• **Direction**: Please reproduce the data below verbatim, from its very start through the line containing "enumerate 82 of", including that line. Leave the pictures out of your answer.

Dataset rows
··········

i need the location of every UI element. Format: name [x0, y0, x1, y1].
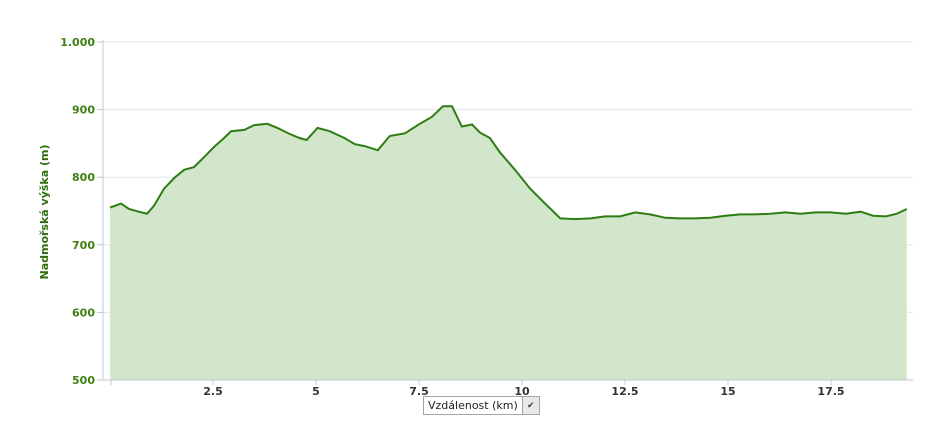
axes: 500 600 700 800 900 1.000 2.5 5 7.5 10 12.5 15 17.5	[60, 36, 913, 398]
y-tick-label: 800	[72, 171, 95, 184]
x-tick-label: 12.5	[611, 385, 638, 398]
x-tick-label: 10	[514, 385, 530, 398]
x-tick-label: 15	[720, 385, 735, 398]
y-tick-label: 1.000	[60, 36, 95, 49]
y-tick-label: 700	[72, 239, 95, 252]
elevation-area	[110, 106, 907, 380]
x-axis-unit-select[interactable]: Vzdálenost (km) ✔	[423, 396, 540, 415]
y-tick-label: 600	[72, 306, 95, 319]
chevron-down-icon[interactable]: ✔	[521, 397, 539, 414]
x-tick-label: 17.5	[817, 385, 844, 398]
x-axis-unit-value: Vzdálenost (km)	[428, 399, 518, 412]
x-tick-label: 5	[312, 385, 320, 398]
x-tick-label: 2.5	[203, 385, 223, 398]
elevation-line	[109, 105, 908, 221]
y-tick-label: 500	[72, 374, 95, 387]
y-axis-label: Nadmořská výška (m)	[38, 144, 51, 279]
x-tick-label: 7.5	[409, 385, 429, 398]
y-tick-label: 900	[72, 104, 95, 117]
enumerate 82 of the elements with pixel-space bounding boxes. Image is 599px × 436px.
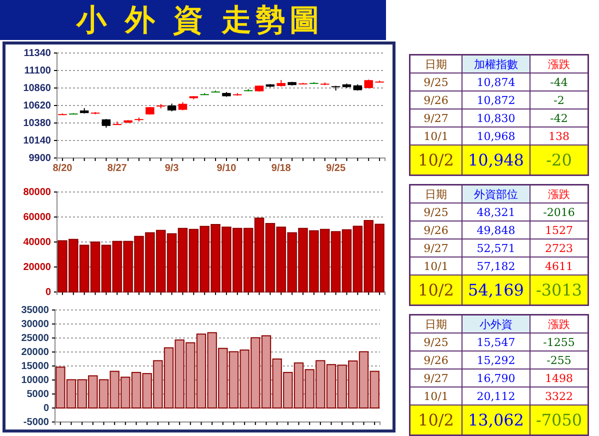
- text: 加權指數: [474, 58, 518, 71]
- text: 10/1: [424, 130, 448, 143]
- x-tick-label: 9/3: [164, 163, 180, 174]
- text: 10,968: [476, 130, 516, 143]
- text: 9/25: [424, 336, 448, 349]
- text: 漲跌: [548, 58, 570, 71]
- y-tick-label: 11340: [24, 48, 52, 60]
- y-tick-label: 0: [45, 287, 52, 298]
- text: 57,182: [476, 260, 516, 273]
- text: 9/27: [424, 112, 448, 125]
- y-tick-label: 10620: [23, 100, 52, 112]
- text: 9/27: [424, 372, 448, 385]
- text: 52,571: [476, 242, 516, 255]
- text: 10,830: [476, 112, 516, 125]
- x-tick-label: 8/20: [52, 163, 73, 174]
- y-tick-label: 10860: [23, 83, 52, 94]
- text: 15,292: [476, 354, 516, 367]
- text: -3013: [536, 280, 582, 300]
- text: 10/2: [418, 280, 454, 300]
- text: 1498: [545, 372, 573, 385]
- text: 9/26: [424, 354, 448, 367]
- text: 4611: [545, 260, 573, 273]
- text: 20,112: [476, 390, 516, 403]
- text: 小外資: [480, 318, 512, 331]
- y-tick-label: 40000: [23, 237, 52, 248]
- y-tick-label: 20000: [21, 347, 50, 358]
- y-tick-label: 35000: [21, 305, 50, 316]
- y-tick-label: -5000: [23, 417, 50, 428]
- text: -255: [546, 354, 572, 367]
- text: 10/2: [418, 150, 454, 170]
- text: 10,874: [476, 76, 516, 89]
- y-tick-label: 10380: [23, 118, 52, 130]
- text: 2723: [545, 242, 573, 255]
- y-tick-label: 5000: [26, 389, 50, 400]
- text: 10,872: [476, 94, 516, 107]
- text: 138: [548, 130, 570, 143]
- text: 48,321: [476, 206, 516, 219]
- text: 10/1: [424, 390, 448, 403]
- text: 13,062: [468, 410, 524, 430]
- text: 16,790: [476, 372, 516, 385]
- text: -2016: [543, 206, 575, 219]
- text: 日期: [425, 318, 447, 331]
- x-tick-label: 8/27: [107, 163, 128, 174]
- text: 9/26: [424, 224, 448, 237]
- chart-title: 小 外 資 走勢圖: [75, 3, 324, 38]
- text: -44: [550, 76, 568, 89]
- text: 漲跌: [548, 318, 570, 331]
- text: 3322: [545, 390, 573, 403]
- text: -7050: [536, 410, 582, 430]
- text: 10,948: [468, 150, 524, 170]
- y-tick-label: 80000: [23, 187, 52, 198]
- text: 9/26: [424, 94, 448, 107]
- y-tick-label: 20000: [23, 262, 52, 274]
- text: 1527: [545, 224, 573, 237]
- text: -42: [550, 112, 568, 125]
- x-tick-label: 9/25: [326, 163, 346, 174]
- y-tick-label: 15000: [21, 361, 50, 372]
- text: 10/2: [418, 410, 454, 430]
- y-tick-label: 10000: [21, 375, 50, 386]
- text: 日期: [425, 58, 447, 71]
- text: 漲跌: [548, 188, 570, 201]
- y-tick-label: 0: [43, 403, 50, 414]
- text: 54,169: [468, 280, 524, 300]
- text: 9/25: [424, 76, 448, 89]
- text: 15,547: [476, 336, 516, 349]
- y-tick-label: 10140: [23, 136, 52, 147]
- y-tick-label: 60000: [23, 212, 52, 224]
- text: 10/1: [424, 260, 448, 273]
- y-tick-label: 9900: [28, 153, 52, 164]
- y-tick-label: 30000: [21, 319, 50, 330]
- text: -20: [546, 150, 572, 170]
- x-tick-label: 9/18: [271, 163, 292, 174]
- y-tick-label: 11100: [24, 66, 52, 77]
- text: 9/27: [424, 242, 448, 255]
- text: -2: [554, 94, 564, 107]
- text: 日期: [425, 188, 447, 201]
- y-tick-label: 25000: [21, 333, 50, 344]
- text: 49,848: [476, 224, 516, 237]
- text: 9/25: [424, 206, 448, 219]
- x-tick-label: 9/10: [216, 163, 237, 174]
- text: -1255: [543, 336, 575, 349]
- text: 外資部位: [474, 188, 518, 201]
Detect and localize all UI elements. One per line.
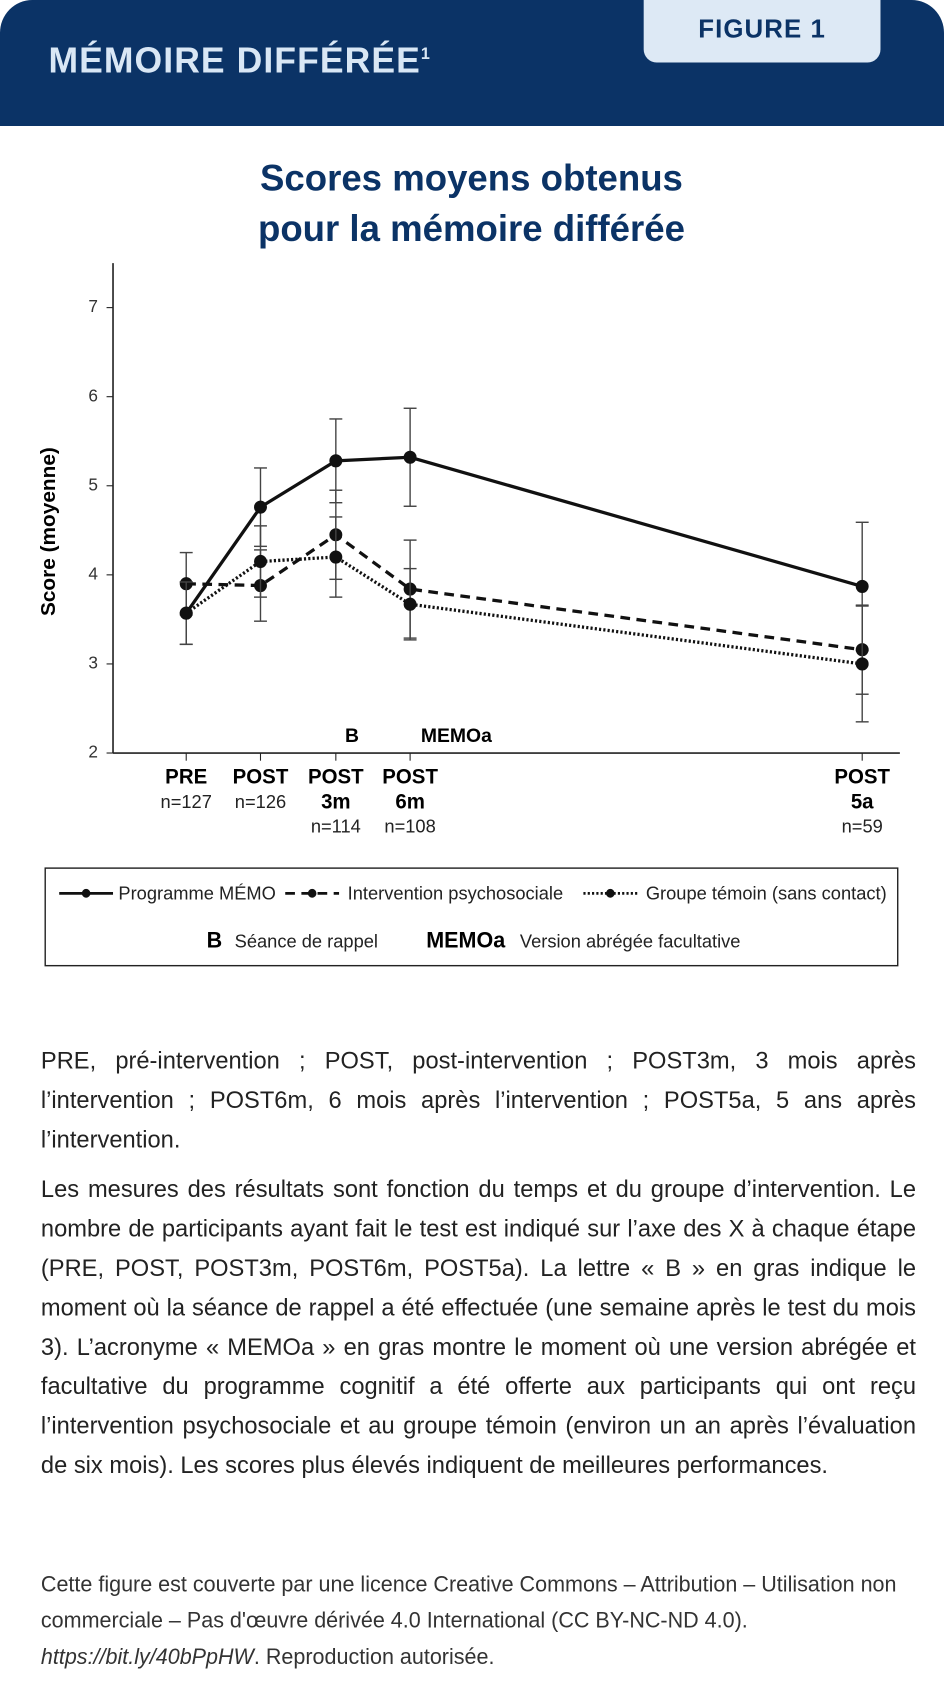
annotation: MEMOa: [421, 725, 492, 747]
annotation: B: [345, 725, 359, 747]
sample-label: n=114: [311, 815, 361, 836]
x-tick-label: POST: [382, 766, 438, 789]
point: [329, 454, 343, 468]
note: PRE, pré-intervention ; POST, post-inter…: [40, 1046, 917, 1154]
point: [403, 597, 417, 611]
license-end: . Reproduction autorisée.: [253, 1645, 495, 1670]
series-line: [185, 555, 863, 666]
x-tick-label: 3m: [321, 790, 351, 813]
legend-note: Séance de rappel: [235, 930, 378, 951]
header-title: MÉMOIRE DIFFÉRÉE1: [48, 39, 431, 81]
chart: Scores moyens obtenus pour la mémoire dif…: [37, 157, 900, 967]
x-tick-label: PRE: [165, 766, 207, 789]
point: [855, 657, 869, 671]
point: [179, 606, 193, 620]
legend-marker: [81, 888, 91, 898]
series-line: [184, 455, 863, 615]
y-tick-label: 3: [88, 652, 98, 672]
y-tick-label: 6: [88, 385, 98, 405]
y-axis-label: Score (moyenne): [37, 447, 60, 616]
point: [254, 500, 267, 514]
x-tick-label: POST: [308, 766, 364, 789]
x-tick-label: 6m: [395, 790, 425, 813]
chart-title: pour la mémoire différée: [258, 208, 685, 249]
sample-label: n=127: [161, 791, 212, 812]
point: [329, 550, 343, 564]
title-text: MÉMOIRE DIFFÉRÉE: [48, 39, 421, 81]
y-tick-label: 5: [88, 474, 98, 494]
legend-note: Version abrégée facultative: [520, 930, 741, 951]
x-tick-label: 5a: [851, 790, 874, 813]
sample-label: n=108: [384, 815, 435, 836]
y-tick-label: 7: [88, 296, 98, 316]
legend-label: Intervention psychosociale: [348, 882, 563, 903]
legend-label: Programme MÉMO: [118, 882, 275, 903]
legend-label: Groupe témoin (sans contact): [646, 882, 887, 903]
license-link[interactable]: https://bit.ly/40bPpHW: [40, 1645, 254, 1670]
license: Cette figure est couverte par une licenc…: [41, 1567, 913, 1676]
point: [403, 450, 417, 464]
y-tick-label: 2: [88, 742, 98, 762]
series-line: [186, 532, 863, 652]
x-tick-label: POST: [834, 766, 890, 789]
sample-label: n=59: [842, 815, 883, 836]
legend-symbol: B: [207, 927, 223, 952]
license-text: Cette figure est couverte par une licenc…: [40, 1572, 897, 1634]
legend-marker: [606, 888, 615, 898]
figure-badge: FIGURE 1: [643, 0, 881, 63]
legend-symbol: MEMOa: [426, 927, 506, 952]
y-tick-label: 4: [88, 563, 98, 583]
legend-marker: [307, 888, 317, 898]
x-tick-label: POST: [233, 766, 289, 789]
sample-label: n=126: [235, 791, 286, 812]
legend-box: [44, 867, 899, 967]
point: [855, 579, 869, 594]
chart-title: Scores moyens obtenus: [260, 157, 683, 198]
footnote-mark: 1: [420, 44, 431, 64]
note: Les mesures des résultats sont fonction …: [40, 1175, 917, 1479]
point: [254, 554, 267, 569]
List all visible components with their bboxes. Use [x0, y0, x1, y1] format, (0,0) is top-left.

··········

• **The answer**:
i need the location of every UI element. Format: name [x0, y0, x1, y1].
axes: 500 600 700 800 900 1.000 2.5 5 7.5 10 12.5 15 17.5	[60, 36, 913, 398]
y-tick-label: 800	[72, 171, 95, 184]
x-tick-label: 12.5	[611, 385, 638, 398]
x-tick-label: 10	[514, 385, 530, 398]
x-tick-label: 15	[720, 385, 735, 398]
y-tick-label: 1.000	[60, 36, 95, 49]
y-tick-label: 700	[72, 239, 95, 252]
elevation-area	[110, 106, 907, 380]
x-axis-unit-select[interactable]: Vzdálenost (km) ✔	[423, 396, 540, 415]
y-tick-label: 600	[72, 306, 95, 319]
chevron-down-icon[interactable]: ✔	[521, 397, 539, 414]
x-tick-label: 17.5	[817, 385, 844, 398]
x-axis-unit-value: Vzdálenost (km)	[428, 399, 518, 412]
x-tick-label: 5	[312, 385, 320, 398]
x-tick-label: 2.5	[203, 385, 223, 398]
elevation-line	[109, 105, 908, 221]
y-tick-label: 500	[72, 374, 95, 387]
y-axis-label: Nadmořská výška (m)	[38, 144, 51, 279]
x-tick-label: 7.5	[409, 385, 429, 398]
y-tick-label: 900	[72, 104, 95, 117]
enumerate 82 of the elements with pixel-space bounding boxes. Image is 599px × 436px.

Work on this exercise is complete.